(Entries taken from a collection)
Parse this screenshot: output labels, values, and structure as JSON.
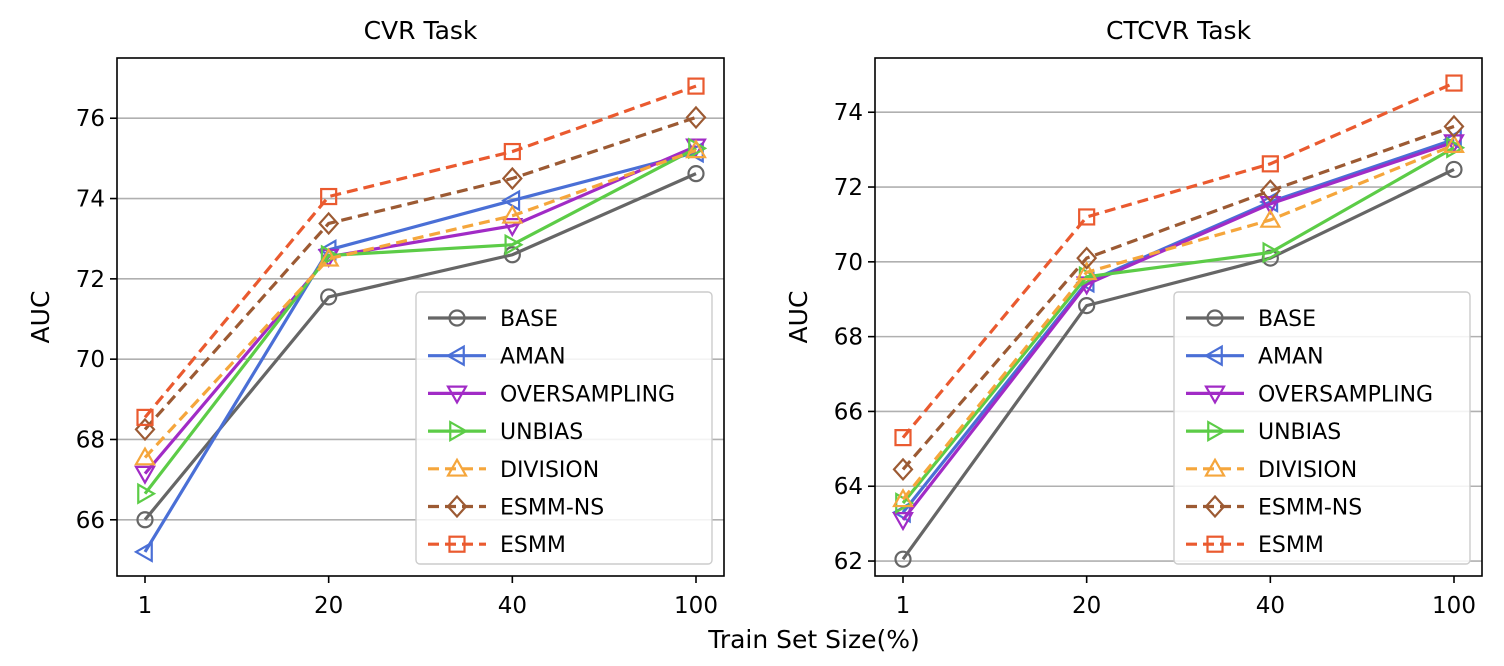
{
  "figure": {
    "xlabel": "Train Set Size(%)"
  },
  "series_styles": [
    {
      "name": "BASE",
      "color": "#666666",
      "marker": "circle",
      "dash": "solid"
    },
    {
      "name": "AMAN",
      "color": "#4a6fd6",
      "marker": "triangle-left",
      "dash": "solid"
    },
    {
      "name": "OVERSAMPLING",
      "color": "#a12bc6",
      "marker": "triangle-down",
      "dash": "solid"
    },
    {
      "name": "UNBIAS",
      "color": "#5ccc47",
      "marker": "triangle-right",
      "dash": "solid"
    },
    {
      "name": "DIVISION",
      "color": "#f5a63c",
      "marker": "triangle-up",
      "dash": "dashed"
    },
    {
      "name": "ESMM-NS",
      "color": "#9c5a33",
      "marker": "diamond",
      "dash": "dashed"
    },
    {
      "name": "ESMM",
      "color": "#ea5a2f",
      "marker": "square",
      "dash": "dashed"
    }
  ],
  "chart_data": [
    {
      "type": "line",
      "title": "CVR Task",
      "xlabel": "Train Set Size(%)",
      "ylabel": "AUC",
      "categories": [
        "1",
        "20",
        "40",
        "100"
      ],
      "ylim": [
        64.6,
        77.5
      ],
      "yticks": [
        66,
        68,
        70,
        72,
        74,
        76
      ],
      "grid": "horizontal",
      "legend": "bottom-right",
      "series": [
        {
          "name": "BASE",
          "values": [
            66.0,
            71.55,
            72.6,
            74.62
          ]
        },
        {
          "name": "AMAN",
          "values": [
            65.2,
            72.72,
            73.95,
            75.15
          ]
        },
        {
          "name": "OVERSAMPLING",
          "values": [
            67.15,
            72.55,
            73.32,
            75.3
          ]
        },
        {
          "name": "UNBIAS",
          "values": [
            66.65,
            72.58,
            72.85,
            75.25
          ]
        },
        {
          "name": "DIVISION",
          "values": [
            67.55,
            72.5,
            73.57,
            75.2
          ]
        },
        {
          "name": "ESMM-NS",
          "values": [
            68.25,
            73.38,
            74.5,
            76.02
          ]
        },
        {
          "name": "ESMM",
          "values": [
            68.55,
            74.05,
            75.17,
            76.8
          ]
        }
      ]
    },
    {
      "type": "line",
      "title": "CTCVR Task",
      "xlabel": "Train Set Size(%)",
      "ylabel": "AUC",
      "categories": [
        "1",
        "20",
        "40",
        "100"
      ],
      "ylim": [
        61.6,
        75.45
      ],
      "yticks": [
        62,
        64,
        66,
        68,
        70,
        72,
        74
      ],
      "grid": "horizontal",
      "legend": "bottom-right",
      "series": [
        {
          "name": "BASE",
          "values": [
            62.05,
            68.83,
            70.1,
            72.47
          ]
        },
        {
          "name": "AMAN",
          "values": [
            63.3,
            69.45,
            71.6,
            73.27
          ]
        },
        {
          "name": "OVERSAMPLING",
          "values": [
            63.1,
            69.4,
            71.55,
            73.2
          ]
        },
        {
          "name": "UNBIAS",
          "values": [
            63.55,
            69.6,
            70.25,
            73.05
          ]
        },
        {
          "name": "DIVISION",
          "values": [
            63.65,
            69.72,
            71.12,
            73.12
          ]
        },
        {
          "name": "ESMM-NS",
          "values": [
            64.45,
            70.1,
            71.9,
            73.62
          ]
        },
        {
          "name": "ESMM",
          "values": [
            65.3,
            71.2,
            72.62,
            74.78
          ]
        }
      ]
    }
  ]
}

Challenge> Tally the lines in this data that hold the word "marker" and state only the count.

Answer to the task> 7